▸ **Written request**
Reproduce every line of the listing as written, apart from the pictures.

* Start Raw data *

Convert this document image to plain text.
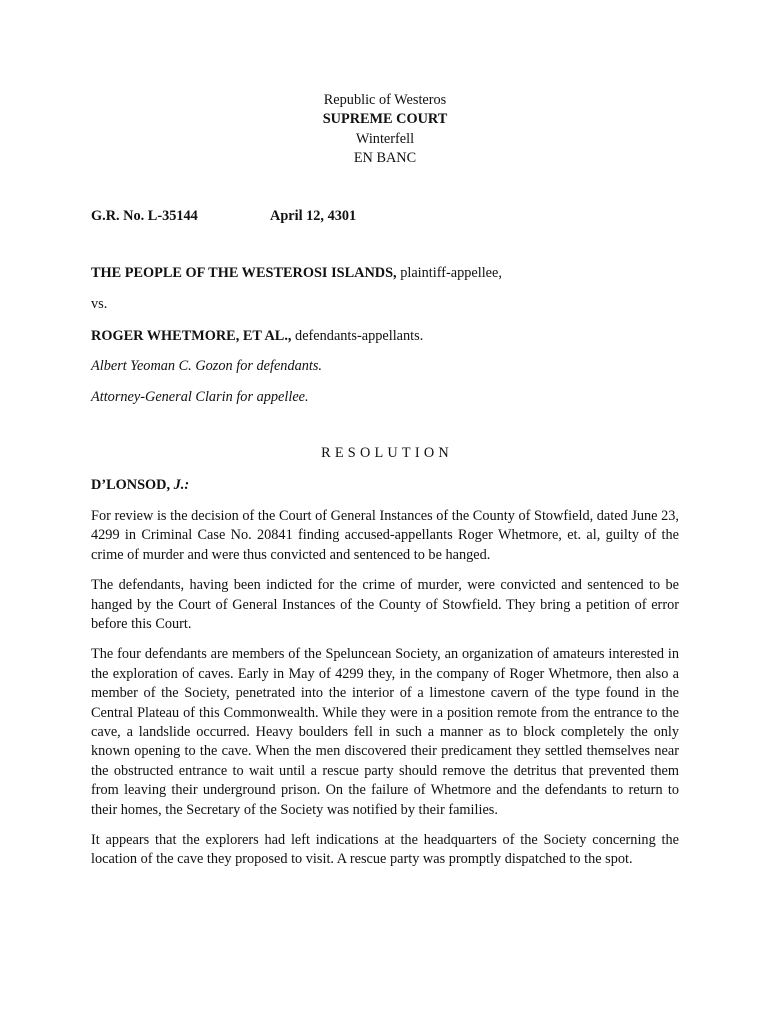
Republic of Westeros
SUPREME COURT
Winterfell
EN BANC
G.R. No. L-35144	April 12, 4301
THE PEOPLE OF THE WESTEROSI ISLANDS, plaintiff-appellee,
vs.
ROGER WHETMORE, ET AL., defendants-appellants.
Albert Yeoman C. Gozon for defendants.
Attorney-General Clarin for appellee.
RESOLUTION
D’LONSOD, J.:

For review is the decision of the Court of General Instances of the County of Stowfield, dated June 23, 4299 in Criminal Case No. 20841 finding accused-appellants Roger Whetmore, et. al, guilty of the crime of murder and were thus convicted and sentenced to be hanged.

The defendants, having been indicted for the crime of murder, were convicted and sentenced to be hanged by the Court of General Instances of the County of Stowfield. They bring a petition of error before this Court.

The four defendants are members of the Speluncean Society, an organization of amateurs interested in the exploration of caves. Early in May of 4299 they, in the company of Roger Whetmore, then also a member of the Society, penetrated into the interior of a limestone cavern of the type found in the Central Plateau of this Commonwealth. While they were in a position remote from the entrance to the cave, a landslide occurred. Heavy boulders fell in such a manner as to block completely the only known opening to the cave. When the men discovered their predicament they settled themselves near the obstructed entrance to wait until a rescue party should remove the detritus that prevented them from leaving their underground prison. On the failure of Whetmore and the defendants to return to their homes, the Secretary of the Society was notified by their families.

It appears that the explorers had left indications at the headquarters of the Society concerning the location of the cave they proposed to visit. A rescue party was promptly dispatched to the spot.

* End Raw data *

▸ **Solution for this problem**
Convert this document image to plain text.
Republic of Westeros
SUPREME COURT
Winterfell
EN BANC
G.R. No. L-35144	April 12, 4301
THE PEOPLE OF THE WESTEROSI ISLANDS, plaintiff-appellee,
vs.
ROGER WHETMORE, ET AL., defendants-appellants.
Albert Yeoman C. Gozon for defendants.
Attorney-General Clarin for appellee.
RESOLUTION
D’LONSOD, J.:

For review is the decision of the Court of General Instances of the County of Stowfield, dated June 23, 4299 in Criminal Case No. 20841 finding accused-appellants Roger Whetmore, et. al, guilty of the crime of murder and were thus convicted and sentenced to be hanged.

The defendants, having been indicted for the crime of murder, were convicted and sentenced to be hanged by the Court of General Instances of the County of Stowfield. They bring a petition of error before this Court.

The four defendants are members of the Speluncean Society, an organization of amateurs interested in the exploration of caves. Early in May of 4299 they, in the company of Roger Whetmore, then also a member of the Society, penetrated into the interior of a limestone cavern of the type found in the Central Plateau of this Commonwealth. While they were in a position remote from the entrance to the cave, a landslide occurred. Heavy boulders fell in such a manner as to block completely the only known opening to the cave. When the men discovered their predicament they settled themselves near the obstructed entrance to wait until a rescue party should remove the detritus that prevented them from leaving their underground prison. On the failure of Whetmore and the defendants to return to their homes, the Secretary of the Society was notified by their families.

It appears that the explorers had left indications at the headquarters of the Society concerning the location of the cave they proposed to visit. A rescue party was promptly dispatched to the spot.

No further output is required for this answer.